• SHORT PROBLEM:
Below is a talk on salmon fishing in Alaska. Repeat it from "I'm very thankful" up to and including "job, I'm quitting.", swapping "income" for "living".

RALPH LOHSE spoke at the April 2005 Copper River Salmon Workshop Series about the privilege of being a commercial fisherman.
I've come to Alaska — it's been 38 years now — and salmon's been a real big part of my existence. One of the first things that I did when I came out to teach school in 1966 — the second day we were there — we went out and beach-seined a creek so that we could put up enough salmon for the smokehouse, for the whole village. We put up about 20 salt barrels of salmon, and that was our tax for the year, that was how we raised money for our community projects.
So that was the first experience I had with salmon in Alaska. It was also my first taste of salmon, and I've been hooked on it ever since.
I'm very thankful for the privilege I've had of living in Alaska and having dealt with salmon. I've had it on my table. I've made my income with it. And I'm one of those fishermen that, the day it becomes a job, I'm quitting.
Every time I take the salmon out of the water I look at the salmon and I just marvel at how beautiful they look. Every time I put a piece of salmon on my plate, I can't believe that I'm getting to eat something like this.
A lot of you, especially a lot of you that are in positions with Fish and Game, know me because we've sat on the other side of the fence sometimes. I've been on Fish and Game advisory boards for 30 years, I worked for Prince William Sound Aquaculture, I was the chair during the oil spill years. And I've been working for the South Central Regional Subsistence Council since it was formed.
At this workshop, we've talked a lot about Traditional Ecological Knowledge — TEK. Well, I have another one — how about "CEK." And that's what I take up there, to the council. We're there to contribute our CEK, our Community Ecological Knowledge, our Citizen Ecological Knowledge.
In other words, the people who live with the resource became an advisory committee to the federal government — to the Federal Subsistence Board, the board that makes decisions that affect the people who live in the area and have a subsistence priority on federal land.
That means that all of a sudden, the board had to listen to a citizen group, a group of non-professionals, who lived with the resource, dealt with the resource, had knowledge of the resource. And that was quite different. And it took a long time, but it's getting there — the idea that you can take people, just common, ordinary people who have an interest in the resource, have access to the resource, have made a living from the resource, lived with the resource — and they actually know something!
I'm from the Federal South Central Council, which is the Copper River, the Kenai, and that area there. And there's nothing I like better than when we have joint councils from all over the state, because I've never come away from there without learning something.

• DATA EXCERPTS:
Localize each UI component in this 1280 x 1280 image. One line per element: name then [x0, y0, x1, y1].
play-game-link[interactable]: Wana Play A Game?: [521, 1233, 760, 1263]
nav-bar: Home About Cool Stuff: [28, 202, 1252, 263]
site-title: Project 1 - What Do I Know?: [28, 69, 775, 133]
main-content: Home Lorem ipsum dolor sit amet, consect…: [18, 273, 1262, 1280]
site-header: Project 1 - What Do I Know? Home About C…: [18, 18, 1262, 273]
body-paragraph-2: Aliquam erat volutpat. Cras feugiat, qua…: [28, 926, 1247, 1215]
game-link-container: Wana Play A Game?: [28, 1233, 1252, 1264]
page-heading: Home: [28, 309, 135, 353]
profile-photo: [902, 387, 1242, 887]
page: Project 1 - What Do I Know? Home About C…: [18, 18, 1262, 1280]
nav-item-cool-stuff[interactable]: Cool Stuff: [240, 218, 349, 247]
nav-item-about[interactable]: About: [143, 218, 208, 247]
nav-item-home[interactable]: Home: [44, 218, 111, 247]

• WORKED ANSWER:
I'm very thankful for the privilege I've had of living in Alaska and having dealt with salmon. I've had it on my table. I've made my living with it. And I'm one of those fishermen that, the day it becomes a job, I'm quitting.